--- STATED PROBLEM ---
Look through the lines of the material and count those containing "whether". Give that count alone.

(Stored data)

──────────

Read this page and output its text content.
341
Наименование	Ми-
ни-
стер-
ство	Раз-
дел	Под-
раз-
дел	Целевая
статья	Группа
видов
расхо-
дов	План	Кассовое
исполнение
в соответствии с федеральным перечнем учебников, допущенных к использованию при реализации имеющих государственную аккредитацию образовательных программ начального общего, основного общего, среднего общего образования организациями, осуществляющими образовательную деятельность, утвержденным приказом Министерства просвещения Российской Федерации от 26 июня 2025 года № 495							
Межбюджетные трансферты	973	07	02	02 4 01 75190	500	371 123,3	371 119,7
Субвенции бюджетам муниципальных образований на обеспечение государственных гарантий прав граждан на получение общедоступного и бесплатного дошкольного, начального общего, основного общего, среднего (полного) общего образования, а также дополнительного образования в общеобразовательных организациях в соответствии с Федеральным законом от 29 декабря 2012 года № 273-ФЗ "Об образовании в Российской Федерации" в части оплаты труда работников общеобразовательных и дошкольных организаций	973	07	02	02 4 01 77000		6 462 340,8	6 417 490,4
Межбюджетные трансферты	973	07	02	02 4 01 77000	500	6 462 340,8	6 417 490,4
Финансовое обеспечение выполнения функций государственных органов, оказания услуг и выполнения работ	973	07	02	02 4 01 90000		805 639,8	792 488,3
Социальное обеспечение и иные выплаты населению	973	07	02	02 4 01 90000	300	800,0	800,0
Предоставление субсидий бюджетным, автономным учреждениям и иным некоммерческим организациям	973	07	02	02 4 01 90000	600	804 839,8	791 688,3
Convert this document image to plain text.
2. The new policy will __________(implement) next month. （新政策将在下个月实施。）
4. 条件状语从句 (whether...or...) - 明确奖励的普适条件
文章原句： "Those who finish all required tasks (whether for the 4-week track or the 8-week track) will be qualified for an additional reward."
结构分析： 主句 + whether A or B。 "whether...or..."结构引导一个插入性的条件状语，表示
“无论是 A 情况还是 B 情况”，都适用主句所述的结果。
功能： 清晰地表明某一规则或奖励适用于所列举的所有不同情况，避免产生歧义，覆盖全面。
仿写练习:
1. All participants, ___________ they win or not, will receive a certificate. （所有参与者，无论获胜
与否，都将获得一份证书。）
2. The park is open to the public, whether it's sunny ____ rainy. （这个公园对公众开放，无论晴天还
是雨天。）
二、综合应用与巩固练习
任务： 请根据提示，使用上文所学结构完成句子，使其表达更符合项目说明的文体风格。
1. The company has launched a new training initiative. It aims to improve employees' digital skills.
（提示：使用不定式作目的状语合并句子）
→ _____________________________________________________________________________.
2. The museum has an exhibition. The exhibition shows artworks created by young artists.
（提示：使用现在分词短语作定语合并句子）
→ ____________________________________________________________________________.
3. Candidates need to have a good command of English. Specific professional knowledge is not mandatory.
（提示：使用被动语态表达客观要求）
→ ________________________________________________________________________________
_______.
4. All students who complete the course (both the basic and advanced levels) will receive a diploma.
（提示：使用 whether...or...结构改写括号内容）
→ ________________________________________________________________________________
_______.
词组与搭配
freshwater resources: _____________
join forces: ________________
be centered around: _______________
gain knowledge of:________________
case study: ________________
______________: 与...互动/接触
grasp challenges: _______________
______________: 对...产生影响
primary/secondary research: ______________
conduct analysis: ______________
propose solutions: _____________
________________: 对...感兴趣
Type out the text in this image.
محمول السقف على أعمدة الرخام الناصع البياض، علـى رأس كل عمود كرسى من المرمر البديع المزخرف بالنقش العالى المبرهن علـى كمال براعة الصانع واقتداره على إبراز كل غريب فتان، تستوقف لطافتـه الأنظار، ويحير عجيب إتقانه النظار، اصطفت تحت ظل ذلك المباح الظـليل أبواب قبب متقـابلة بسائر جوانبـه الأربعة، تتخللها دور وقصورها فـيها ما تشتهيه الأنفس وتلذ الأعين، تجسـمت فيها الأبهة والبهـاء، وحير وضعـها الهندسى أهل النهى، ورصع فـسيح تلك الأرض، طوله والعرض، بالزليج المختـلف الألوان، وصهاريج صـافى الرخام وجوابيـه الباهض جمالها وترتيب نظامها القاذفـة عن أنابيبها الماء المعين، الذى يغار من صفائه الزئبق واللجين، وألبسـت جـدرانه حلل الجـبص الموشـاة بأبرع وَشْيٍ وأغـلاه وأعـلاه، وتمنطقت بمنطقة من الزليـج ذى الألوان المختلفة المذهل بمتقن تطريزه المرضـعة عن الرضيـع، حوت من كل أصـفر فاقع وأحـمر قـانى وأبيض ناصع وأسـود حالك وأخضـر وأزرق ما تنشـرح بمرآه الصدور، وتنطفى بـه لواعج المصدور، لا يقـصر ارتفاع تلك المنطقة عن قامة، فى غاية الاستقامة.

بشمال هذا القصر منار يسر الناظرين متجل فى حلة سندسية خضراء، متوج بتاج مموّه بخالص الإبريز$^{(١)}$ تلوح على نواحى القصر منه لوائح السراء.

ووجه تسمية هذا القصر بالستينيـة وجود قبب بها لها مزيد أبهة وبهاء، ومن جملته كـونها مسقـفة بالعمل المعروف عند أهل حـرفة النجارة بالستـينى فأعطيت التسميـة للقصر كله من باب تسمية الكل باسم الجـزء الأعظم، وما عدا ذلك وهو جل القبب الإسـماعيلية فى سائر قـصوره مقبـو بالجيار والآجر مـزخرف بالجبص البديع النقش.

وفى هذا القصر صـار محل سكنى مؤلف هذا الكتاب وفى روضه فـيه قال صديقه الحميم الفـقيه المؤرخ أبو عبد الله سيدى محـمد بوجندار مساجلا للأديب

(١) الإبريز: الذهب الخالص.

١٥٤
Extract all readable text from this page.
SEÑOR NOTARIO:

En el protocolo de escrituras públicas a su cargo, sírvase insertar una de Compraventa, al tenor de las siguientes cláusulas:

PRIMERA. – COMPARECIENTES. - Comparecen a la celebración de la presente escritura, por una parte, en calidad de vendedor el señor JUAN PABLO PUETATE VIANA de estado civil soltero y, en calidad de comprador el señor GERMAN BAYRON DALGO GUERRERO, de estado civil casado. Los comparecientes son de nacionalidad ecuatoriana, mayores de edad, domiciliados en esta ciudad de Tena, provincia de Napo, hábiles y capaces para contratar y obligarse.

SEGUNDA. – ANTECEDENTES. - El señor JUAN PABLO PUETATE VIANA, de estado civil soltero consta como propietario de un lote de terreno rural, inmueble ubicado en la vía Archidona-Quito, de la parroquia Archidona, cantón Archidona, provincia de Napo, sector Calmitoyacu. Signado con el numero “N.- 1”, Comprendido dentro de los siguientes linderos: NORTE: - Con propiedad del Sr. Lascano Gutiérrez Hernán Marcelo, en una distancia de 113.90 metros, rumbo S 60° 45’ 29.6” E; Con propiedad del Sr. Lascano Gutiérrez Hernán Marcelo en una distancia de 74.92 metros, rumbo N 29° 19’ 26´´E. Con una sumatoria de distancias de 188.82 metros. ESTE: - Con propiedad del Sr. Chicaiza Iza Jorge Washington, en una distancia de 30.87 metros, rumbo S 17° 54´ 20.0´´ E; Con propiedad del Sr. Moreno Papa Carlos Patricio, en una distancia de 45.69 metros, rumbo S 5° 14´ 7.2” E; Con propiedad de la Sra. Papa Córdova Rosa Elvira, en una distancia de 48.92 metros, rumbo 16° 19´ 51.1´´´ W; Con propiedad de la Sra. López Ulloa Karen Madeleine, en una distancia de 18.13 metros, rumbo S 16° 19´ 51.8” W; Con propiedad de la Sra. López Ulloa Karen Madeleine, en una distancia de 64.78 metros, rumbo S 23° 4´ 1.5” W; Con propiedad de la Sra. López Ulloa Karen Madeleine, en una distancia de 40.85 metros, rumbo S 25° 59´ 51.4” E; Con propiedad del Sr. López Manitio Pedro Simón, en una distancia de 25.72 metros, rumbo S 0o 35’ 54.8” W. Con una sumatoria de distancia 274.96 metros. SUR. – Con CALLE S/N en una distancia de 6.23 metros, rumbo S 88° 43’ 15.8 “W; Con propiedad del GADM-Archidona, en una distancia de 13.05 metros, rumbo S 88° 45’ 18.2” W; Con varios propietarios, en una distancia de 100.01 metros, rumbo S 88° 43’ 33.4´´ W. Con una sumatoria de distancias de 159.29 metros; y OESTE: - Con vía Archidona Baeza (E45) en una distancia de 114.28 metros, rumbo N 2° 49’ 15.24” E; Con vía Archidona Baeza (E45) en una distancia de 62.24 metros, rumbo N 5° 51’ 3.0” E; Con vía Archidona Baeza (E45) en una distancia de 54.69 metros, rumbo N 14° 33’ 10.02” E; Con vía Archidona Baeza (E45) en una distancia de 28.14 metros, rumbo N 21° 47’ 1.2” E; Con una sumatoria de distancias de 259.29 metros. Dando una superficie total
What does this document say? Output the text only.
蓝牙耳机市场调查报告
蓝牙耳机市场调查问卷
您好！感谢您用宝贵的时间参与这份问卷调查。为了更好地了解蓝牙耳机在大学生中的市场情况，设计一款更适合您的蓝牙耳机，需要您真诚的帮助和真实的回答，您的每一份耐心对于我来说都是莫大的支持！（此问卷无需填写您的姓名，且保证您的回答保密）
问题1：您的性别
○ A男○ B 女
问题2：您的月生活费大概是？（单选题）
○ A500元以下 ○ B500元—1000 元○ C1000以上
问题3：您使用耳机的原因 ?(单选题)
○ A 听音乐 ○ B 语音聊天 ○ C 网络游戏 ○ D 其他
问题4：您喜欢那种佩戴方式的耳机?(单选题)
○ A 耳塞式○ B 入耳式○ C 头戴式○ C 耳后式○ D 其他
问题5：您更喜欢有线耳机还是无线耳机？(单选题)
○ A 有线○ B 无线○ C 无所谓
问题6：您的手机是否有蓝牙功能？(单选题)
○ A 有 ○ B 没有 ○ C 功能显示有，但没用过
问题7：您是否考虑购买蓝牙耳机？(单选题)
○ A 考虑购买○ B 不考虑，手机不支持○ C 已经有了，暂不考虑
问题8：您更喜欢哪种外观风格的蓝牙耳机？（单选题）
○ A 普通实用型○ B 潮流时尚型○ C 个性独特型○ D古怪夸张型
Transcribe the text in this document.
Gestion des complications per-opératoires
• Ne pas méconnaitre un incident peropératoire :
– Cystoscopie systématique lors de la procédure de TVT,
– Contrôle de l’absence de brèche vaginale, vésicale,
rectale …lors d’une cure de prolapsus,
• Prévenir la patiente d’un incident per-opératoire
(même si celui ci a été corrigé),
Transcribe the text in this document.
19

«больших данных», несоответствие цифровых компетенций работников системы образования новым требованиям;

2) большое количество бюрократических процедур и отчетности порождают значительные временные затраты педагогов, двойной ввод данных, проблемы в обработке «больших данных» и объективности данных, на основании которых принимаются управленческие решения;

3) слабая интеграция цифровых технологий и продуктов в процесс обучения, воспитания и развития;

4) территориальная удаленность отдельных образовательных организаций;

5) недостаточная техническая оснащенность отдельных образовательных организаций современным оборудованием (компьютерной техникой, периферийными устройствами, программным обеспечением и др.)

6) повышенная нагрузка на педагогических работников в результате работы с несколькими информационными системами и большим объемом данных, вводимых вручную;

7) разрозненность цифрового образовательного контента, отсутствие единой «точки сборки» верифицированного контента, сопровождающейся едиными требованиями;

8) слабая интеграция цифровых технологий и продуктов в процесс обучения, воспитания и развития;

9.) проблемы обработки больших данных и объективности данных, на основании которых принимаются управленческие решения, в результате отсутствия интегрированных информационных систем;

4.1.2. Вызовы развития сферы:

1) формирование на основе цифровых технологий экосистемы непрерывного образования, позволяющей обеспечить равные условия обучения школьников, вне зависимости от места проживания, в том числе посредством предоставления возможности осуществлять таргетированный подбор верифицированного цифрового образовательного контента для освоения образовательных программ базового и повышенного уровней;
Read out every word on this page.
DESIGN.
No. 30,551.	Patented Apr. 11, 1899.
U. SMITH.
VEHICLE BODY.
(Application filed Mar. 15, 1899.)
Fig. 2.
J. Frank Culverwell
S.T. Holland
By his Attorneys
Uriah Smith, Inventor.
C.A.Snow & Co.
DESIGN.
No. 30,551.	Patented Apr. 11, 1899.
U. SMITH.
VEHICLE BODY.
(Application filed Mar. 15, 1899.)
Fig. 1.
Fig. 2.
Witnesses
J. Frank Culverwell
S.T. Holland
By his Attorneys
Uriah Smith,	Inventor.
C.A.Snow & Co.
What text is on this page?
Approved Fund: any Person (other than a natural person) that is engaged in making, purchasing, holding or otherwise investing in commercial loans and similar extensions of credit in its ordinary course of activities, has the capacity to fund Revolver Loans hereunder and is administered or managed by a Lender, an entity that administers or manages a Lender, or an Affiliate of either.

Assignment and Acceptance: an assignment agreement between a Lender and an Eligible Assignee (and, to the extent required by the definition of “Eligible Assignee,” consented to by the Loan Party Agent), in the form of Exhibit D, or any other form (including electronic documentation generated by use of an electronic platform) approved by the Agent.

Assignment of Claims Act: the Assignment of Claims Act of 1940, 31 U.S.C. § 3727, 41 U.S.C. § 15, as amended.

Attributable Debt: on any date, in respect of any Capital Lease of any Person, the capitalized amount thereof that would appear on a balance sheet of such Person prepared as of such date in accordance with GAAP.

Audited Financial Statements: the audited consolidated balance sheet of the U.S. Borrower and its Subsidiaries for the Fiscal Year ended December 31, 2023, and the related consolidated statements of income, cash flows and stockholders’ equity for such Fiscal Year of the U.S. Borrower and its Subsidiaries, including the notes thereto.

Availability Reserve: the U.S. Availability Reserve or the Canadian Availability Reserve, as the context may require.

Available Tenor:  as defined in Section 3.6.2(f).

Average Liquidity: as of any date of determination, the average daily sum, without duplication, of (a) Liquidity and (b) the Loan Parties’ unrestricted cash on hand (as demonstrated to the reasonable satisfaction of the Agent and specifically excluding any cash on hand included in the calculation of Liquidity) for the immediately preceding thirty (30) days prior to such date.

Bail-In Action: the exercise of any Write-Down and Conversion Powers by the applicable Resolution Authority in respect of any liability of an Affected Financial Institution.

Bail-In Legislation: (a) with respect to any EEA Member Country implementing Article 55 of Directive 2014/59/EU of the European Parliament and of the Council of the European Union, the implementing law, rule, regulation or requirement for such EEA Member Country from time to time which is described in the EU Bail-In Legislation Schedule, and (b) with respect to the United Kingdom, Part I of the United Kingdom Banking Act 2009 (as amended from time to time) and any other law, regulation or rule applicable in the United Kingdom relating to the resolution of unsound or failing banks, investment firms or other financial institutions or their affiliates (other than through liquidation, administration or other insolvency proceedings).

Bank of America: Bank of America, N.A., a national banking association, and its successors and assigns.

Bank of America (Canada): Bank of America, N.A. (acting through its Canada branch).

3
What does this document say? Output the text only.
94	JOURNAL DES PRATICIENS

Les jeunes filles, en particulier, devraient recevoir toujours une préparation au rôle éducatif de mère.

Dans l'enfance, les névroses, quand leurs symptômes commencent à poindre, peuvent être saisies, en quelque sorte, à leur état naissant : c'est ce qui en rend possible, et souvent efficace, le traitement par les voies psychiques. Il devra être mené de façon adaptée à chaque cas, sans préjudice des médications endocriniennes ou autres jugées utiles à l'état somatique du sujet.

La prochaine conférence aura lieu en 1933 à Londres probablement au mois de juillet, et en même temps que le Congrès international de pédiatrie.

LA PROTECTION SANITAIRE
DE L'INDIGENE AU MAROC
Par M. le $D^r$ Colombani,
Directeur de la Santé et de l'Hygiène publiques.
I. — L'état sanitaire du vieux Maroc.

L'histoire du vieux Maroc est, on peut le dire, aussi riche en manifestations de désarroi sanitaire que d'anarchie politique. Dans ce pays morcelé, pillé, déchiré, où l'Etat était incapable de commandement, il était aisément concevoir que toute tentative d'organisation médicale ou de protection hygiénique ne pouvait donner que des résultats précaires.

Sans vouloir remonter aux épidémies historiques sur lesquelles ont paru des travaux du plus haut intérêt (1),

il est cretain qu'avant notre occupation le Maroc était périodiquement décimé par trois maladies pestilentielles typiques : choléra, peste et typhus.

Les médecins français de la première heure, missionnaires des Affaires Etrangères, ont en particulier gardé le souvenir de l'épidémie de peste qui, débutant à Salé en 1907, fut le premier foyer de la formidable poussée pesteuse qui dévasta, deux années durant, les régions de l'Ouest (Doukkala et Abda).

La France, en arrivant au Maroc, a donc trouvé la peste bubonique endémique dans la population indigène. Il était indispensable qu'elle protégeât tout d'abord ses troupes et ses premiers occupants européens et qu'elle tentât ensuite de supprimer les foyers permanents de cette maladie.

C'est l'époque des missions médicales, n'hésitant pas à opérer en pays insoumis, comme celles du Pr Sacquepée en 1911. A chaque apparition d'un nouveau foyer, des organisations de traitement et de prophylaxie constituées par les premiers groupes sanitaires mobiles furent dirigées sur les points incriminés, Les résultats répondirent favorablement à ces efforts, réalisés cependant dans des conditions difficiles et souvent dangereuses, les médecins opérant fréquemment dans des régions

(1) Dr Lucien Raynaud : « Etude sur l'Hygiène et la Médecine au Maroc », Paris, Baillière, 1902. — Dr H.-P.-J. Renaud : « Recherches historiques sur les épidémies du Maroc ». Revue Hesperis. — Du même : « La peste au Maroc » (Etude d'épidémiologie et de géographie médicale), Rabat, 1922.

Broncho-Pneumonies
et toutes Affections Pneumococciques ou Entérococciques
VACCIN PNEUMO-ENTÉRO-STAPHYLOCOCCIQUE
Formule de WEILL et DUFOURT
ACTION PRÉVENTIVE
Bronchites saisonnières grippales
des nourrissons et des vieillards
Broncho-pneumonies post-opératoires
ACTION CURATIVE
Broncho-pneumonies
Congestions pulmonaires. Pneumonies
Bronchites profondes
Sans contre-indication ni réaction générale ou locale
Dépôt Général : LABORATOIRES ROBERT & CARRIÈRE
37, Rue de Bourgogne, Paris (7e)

──────────

--- WORKED SOLUTION ---
5